Input records
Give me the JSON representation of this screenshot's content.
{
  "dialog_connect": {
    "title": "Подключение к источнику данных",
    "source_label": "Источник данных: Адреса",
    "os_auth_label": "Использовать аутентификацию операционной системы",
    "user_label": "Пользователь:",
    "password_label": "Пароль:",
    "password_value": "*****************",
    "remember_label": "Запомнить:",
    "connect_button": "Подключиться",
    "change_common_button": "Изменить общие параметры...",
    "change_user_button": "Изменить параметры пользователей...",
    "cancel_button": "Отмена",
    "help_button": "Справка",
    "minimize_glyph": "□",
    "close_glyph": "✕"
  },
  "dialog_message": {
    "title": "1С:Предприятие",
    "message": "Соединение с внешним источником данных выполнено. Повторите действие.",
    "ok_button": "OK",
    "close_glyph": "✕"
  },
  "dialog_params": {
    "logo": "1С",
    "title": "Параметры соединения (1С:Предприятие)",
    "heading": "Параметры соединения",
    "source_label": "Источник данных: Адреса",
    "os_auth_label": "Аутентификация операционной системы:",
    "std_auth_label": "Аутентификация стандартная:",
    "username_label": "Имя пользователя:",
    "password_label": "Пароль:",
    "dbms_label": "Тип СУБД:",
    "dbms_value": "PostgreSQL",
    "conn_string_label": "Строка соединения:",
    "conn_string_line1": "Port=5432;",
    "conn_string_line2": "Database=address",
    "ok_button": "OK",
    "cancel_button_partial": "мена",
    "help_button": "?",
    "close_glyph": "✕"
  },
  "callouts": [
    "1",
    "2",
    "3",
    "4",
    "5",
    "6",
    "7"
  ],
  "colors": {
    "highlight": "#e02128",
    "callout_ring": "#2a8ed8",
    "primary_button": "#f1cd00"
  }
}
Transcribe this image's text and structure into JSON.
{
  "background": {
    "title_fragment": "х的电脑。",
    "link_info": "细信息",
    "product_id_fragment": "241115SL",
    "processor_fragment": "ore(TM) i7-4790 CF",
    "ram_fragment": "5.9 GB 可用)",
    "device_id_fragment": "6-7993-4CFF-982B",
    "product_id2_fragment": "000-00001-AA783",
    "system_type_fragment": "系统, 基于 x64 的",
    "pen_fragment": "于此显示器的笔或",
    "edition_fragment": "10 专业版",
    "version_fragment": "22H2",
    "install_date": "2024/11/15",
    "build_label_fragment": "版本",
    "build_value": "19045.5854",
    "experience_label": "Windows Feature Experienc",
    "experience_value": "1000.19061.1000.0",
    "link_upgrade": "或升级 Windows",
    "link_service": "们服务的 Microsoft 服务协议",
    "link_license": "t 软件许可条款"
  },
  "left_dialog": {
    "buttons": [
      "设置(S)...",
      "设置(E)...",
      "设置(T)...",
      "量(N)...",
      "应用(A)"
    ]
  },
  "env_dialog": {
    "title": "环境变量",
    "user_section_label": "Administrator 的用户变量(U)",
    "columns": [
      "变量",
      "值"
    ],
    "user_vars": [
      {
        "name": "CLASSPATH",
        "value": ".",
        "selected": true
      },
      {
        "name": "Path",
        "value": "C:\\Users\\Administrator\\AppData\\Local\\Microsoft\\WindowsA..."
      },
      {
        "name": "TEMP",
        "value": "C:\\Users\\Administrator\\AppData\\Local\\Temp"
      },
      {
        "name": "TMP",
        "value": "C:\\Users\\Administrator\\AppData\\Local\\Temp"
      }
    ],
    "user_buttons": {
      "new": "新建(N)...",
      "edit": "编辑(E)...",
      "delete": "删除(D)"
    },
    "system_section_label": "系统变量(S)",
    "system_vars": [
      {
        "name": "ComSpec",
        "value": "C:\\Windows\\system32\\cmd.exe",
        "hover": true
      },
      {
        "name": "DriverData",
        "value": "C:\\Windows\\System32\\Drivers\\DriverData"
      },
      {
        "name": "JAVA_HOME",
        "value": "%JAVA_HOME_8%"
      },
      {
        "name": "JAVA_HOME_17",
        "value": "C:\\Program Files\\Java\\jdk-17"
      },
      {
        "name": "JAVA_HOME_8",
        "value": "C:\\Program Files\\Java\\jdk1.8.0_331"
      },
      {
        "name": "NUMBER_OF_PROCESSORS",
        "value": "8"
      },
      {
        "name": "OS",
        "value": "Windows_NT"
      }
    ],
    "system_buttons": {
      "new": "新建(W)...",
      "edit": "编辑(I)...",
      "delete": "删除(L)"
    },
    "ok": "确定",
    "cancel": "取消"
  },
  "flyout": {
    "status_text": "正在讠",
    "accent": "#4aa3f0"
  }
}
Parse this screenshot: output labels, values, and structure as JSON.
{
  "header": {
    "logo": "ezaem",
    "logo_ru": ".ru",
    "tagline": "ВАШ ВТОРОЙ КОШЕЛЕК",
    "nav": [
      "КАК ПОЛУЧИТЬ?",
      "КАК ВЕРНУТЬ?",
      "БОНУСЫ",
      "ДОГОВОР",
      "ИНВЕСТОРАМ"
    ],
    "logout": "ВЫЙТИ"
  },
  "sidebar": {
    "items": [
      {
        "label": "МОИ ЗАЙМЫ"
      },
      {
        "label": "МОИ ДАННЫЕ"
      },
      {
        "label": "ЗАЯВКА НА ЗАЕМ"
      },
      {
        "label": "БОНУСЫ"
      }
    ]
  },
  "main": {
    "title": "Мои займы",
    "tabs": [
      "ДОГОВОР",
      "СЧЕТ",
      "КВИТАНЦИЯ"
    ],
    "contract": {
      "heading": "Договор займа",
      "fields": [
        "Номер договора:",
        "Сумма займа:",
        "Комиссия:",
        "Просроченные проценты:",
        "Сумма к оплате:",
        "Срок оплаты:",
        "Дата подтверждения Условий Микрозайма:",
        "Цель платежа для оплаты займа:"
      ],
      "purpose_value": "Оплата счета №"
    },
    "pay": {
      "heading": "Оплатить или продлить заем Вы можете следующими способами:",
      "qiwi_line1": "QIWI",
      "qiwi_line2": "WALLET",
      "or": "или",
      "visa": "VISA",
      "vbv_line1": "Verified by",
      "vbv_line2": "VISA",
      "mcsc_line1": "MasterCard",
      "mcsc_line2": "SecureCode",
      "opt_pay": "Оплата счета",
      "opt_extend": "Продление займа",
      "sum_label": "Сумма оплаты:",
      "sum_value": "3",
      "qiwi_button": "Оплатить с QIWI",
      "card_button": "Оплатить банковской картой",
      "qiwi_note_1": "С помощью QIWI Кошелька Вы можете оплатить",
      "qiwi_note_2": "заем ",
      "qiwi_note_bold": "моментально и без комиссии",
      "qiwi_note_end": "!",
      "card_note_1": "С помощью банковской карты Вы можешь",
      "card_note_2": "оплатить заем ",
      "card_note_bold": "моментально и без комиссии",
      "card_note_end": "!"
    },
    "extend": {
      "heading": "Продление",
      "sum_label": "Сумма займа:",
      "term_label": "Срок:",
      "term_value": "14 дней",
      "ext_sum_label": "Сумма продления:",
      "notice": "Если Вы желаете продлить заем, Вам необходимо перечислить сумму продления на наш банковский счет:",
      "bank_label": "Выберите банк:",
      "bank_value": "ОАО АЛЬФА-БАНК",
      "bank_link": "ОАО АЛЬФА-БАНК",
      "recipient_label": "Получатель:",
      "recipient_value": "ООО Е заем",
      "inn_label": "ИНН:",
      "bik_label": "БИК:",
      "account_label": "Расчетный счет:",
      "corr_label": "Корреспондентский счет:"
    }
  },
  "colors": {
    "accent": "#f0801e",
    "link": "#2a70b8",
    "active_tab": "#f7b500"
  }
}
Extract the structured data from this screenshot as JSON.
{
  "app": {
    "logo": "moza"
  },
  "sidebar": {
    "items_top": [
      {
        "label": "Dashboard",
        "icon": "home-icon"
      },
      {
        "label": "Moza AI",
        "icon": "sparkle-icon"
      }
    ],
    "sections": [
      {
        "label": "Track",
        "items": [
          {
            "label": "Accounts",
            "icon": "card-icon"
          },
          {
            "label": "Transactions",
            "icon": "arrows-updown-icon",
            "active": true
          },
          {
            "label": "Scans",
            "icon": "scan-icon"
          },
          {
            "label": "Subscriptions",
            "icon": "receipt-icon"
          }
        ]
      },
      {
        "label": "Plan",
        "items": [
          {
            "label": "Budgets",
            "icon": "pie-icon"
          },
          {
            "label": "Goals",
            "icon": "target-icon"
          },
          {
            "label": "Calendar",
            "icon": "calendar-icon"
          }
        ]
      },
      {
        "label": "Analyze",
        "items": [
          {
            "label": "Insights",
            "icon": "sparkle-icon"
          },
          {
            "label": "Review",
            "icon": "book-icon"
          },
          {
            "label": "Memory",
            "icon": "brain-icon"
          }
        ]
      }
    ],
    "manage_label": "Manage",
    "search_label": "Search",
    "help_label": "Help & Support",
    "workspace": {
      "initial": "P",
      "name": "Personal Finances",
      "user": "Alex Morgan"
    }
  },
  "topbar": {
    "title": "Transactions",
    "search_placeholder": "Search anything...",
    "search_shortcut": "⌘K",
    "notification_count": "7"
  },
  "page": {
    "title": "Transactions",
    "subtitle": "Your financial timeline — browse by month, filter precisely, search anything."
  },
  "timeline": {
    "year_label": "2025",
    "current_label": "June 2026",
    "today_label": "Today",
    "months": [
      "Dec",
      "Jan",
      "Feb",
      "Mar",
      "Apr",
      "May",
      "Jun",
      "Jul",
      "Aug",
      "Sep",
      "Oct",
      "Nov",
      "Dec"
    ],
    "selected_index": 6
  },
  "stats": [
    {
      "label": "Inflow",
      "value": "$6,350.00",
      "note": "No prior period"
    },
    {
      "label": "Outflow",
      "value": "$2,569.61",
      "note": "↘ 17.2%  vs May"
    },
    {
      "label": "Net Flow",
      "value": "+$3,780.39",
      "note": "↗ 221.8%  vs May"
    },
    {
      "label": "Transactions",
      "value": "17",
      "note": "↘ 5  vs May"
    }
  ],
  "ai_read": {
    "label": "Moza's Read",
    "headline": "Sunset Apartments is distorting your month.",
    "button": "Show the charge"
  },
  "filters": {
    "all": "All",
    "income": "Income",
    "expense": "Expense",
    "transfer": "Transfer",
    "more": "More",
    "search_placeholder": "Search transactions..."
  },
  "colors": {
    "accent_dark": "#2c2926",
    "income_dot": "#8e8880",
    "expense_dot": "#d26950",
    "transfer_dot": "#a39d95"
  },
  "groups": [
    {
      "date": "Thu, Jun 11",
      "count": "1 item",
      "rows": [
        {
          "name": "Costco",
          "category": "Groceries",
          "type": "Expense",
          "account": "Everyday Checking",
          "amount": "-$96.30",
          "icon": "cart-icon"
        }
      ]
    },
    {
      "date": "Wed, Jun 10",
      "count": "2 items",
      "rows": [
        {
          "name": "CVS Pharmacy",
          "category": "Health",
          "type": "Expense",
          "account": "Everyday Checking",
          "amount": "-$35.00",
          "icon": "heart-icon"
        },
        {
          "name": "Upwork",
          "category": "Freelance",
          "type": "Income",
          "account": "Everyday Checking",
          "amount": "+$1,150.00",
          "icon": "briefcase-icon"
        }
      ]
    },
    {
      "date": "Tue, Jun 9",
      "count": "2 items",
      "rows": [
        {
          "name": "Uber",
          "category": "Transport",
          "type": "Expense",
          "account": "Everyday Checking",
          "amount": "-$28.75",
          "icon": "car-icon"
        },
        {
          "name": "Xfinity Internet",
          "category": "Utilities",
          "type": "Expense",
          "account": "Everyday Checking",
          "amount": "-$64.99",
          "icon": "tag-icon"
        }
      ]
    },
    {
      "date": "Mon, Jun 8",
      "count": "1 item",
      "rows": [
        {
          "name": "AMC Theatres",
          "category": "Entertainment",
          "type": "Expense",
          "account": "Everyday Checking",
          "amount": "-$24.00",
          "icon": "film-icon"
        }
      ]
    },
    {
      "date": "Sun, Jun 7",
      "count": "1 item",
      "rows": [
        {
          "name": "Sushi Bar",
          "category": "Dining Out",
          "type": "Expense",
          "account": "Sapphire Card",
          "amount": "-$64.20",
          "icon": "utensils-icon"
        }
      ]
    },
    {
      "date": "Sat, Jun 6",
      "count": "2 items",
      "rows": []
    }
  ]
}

Exercise goal
Report each line of the material above where the word "счета" appears.

Final result
      "purpose_value": "Оплата счета №"
      "opt_pay": "Оплата счета",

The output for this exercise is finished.